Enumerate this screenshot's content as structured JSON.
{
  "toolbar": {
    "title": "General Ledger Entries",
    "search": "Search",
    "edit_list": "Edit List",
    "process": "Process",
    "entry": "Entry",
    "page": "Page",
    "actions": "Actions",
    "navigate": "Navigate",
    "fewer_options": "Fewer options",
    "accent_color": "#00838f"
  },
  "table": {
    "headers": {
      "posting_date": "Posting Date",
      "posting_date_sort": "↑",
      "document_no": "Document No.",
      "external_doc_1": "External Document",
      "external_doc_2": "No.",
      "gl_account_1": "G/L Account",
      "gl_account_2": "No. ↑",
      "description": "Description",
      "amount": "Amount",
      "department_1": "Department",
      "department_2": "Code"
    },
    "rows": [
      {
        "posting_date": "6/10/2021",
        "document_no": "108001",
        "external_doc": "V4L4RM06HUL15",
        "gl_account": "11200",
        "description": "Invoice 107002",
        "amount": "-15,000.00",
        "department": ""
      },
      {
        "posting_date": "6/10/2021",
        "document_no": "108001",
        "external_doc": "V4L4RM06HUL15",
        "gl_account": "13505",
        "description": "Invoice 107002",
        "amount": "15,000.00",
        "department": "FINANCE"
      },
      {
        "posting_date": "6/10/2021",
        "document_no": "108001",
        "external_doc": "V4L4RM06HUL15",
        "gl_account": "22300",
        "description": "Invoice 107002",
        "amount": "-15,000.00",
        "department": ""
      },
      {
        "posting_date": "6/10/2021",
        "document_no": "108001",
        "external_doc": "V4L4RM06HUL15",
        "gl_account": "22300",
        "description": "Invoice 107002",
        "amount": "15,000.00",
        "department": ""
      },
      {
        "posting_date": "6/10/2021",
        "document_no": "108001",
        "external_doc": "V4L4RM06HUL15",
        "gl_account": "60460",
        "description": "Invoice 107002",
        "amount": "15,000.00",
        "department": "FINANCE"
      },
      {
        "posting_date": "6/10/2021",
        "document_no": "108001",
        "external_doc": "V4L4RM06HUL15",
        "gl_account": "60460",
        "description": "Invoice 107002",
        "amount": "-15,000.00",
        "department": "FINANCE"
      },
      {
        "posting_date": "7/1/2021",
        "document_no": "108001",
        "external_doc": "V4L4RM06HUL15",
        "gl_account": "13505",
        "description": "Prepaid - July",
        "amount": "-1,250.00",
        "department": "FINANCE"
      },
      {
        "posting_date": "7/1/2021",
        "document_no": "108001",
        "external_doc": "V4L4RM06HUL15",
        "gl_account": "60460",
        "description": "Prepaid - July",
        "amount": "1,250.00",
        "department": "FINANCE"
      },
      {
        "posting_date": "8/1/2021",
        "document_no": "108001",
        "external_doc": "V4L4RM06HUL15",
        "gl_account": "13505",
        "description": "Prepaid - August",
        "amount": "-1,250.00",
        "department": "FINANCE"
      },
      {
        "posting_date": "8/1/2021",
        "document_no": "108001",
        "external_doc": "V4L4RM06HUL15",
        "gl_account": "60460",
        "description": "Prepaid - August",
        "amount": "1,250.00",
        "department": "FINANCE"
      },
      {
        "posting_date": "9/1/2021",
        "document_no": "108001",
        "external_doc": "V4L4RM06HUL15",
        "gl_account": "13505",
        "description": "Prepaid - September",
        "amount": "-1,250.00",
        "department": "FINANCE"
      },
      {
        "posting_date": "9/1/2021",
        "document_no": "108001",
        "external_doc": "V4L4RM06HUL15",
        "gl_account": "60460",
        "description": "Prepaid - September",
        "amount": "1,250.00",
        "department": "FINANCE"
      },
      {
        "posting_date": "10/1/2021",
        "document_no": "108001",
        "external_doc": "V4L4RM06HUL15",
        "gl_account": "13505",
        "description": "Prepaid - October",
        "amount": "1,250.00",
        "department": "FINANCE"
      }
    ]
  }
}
───
● **EXERCISE DETAILS**
Write out the full listing exactly as given.

● **OUTPUT BELOW**
Enumerate this screenshot's content as structured JSON.
{
  "toolbar": {
    "title": "General Ledger Entries",
    "search": "Search",
    "edit_list": "Edit List",
    "process": "Process",
    "entry": "Entry",
    "page": "Page",
    "actions": "Actions",
    "navigate": "Navigate",
    "fewer_options": "Fewer options",
    "accent_color": "#00838f"
  },
  "table": {
    "headers": {
      "posting_date": "Posting Date",
      "posting_date_sort": "↑",
      "document_no": "Document No.",
      "external_doc_1": "External Document",
      "external_doc_2": "No.",
      "gl_account_1": "G/L Account",
      "gl_account_2": "No. ↑",
      "description": "Description",
      "amount": "Amount",
      "department_1": "Department",
      "department_2": "Code"
    },
    "rows": [
      {
        "posting_date": "6/10/2021",
        "document_no": "108001",
        "external_doc": "V4L4RM06HUL15",
        "gl_account": "11200",
        "description": "Invoice 107002",
        "amount": "-15,000.00",
        "department": ""
      },
      {
        "posting_date": "6/10/2021",
        "document_no": "108001",
        "external_doc": "V4L4RM06HUL15",
        "gl_account": "13505",
        "description": "Invoice 107002",
        "amount": "15,000.00",
        "department": "FINANCE"
      },
      {
        "posting_date": "6/10/2021",
        "document_no": "108001",
        "external_doc": "V4L4RM06HUL15",
        "gl_account": "22300",
        "description": "Invoice 107002",
        "amount": "-15,000.00",
        "department": ""
      },
      {
        "posting_date": "6/10/2021",
        "document_no": "108001",
        "external_doc": "V4L4RM06HUL15",
        "gl_account": "22300",
        "description": "Invoice 107002",
        "amount": "15,000.00",
        "department": ""
      },
      {
        "posting_date": "6/10/2021",
        "document_no": "108001",
        "external_doc": "V4L4RM06HUL15",
        "gl_account": "60460",
        "description": "Invoice 107002",
        "amount": "15,000.00",
        "department": "FINANCE"
      },
      {
        "posting_date": "6/10/2021",
        "document_no": "108001",
        "external_doc": "V4L4RM06HUL15",
        "gl_account": "60460",
        "description": "Invoice 107002",
        "amount": "-15,000.00",
        "department": "FINANCE"
      },
      {
        "posting_date": "7/1/2021",
        "document_no": "108001",
        "external_doc": "V4L4RM06HUL15",
        "gl_account": "13505",
        "description": "Prepaid - July",
        "amount": "-1,250.00",
        "department": "FINANCE"
      },
      {
        "posting_date": "7/1/2021",
        "document_no": "108001",
        "external_doc": "V4L4RM06HUL15",
        "gl_account": "60460",
        "description": "Prepaid - July",
        "amount": "1,250.00",
        "department": "FINANCE"
      },
      {
        "posting_date": "8/1/2021",
        "document_no": "108001",
        "external_doc": "V4L4RM06HUL15",
        "gl_account": "13505",
        "description": "Prepaid - August",
        "amount": "-1,250.00",
        "department": "FINANCE"
      },
      {
        "posting_date": "8/1/2021",
        "document_no": "108001",
        "external_doc": "V4L4RM06HUL15",
        "gl_account": "60460",
        "description": "Prepaid - August",
        "amount": "1,250.00",
        "department": "FINANCE"
      },
      {
        "posting_date": "9/1/2021",
        "document_no": "108001",
        "external_doc": "V4L4RM06HUL15",
        "gl_account": "13505",
        "description": "Prepaid - September",
        "amount": "-1,250.00",
        "department": "FINANCE"
      },
      {
        "posting_date": "9/1/2021",
        "document_no": "108001",
        "external_doc": "V4L4RM06HUL15",
        "gl_account": "60460",
        "description": "Prepaid - September",
        "amount": "1,250.00",
        "department": "FINANCE"
      },
      {
        "posting_date": "10/1/2021",
        "document_no": "108001",
        "external_doc": "V4L4RM06HUL15",
        "gl_account": "13505",
        "description": "Prepaid - October",
        "amount": "1,250.00",
        "department": "FINANCE"
      }
    ]
  }
}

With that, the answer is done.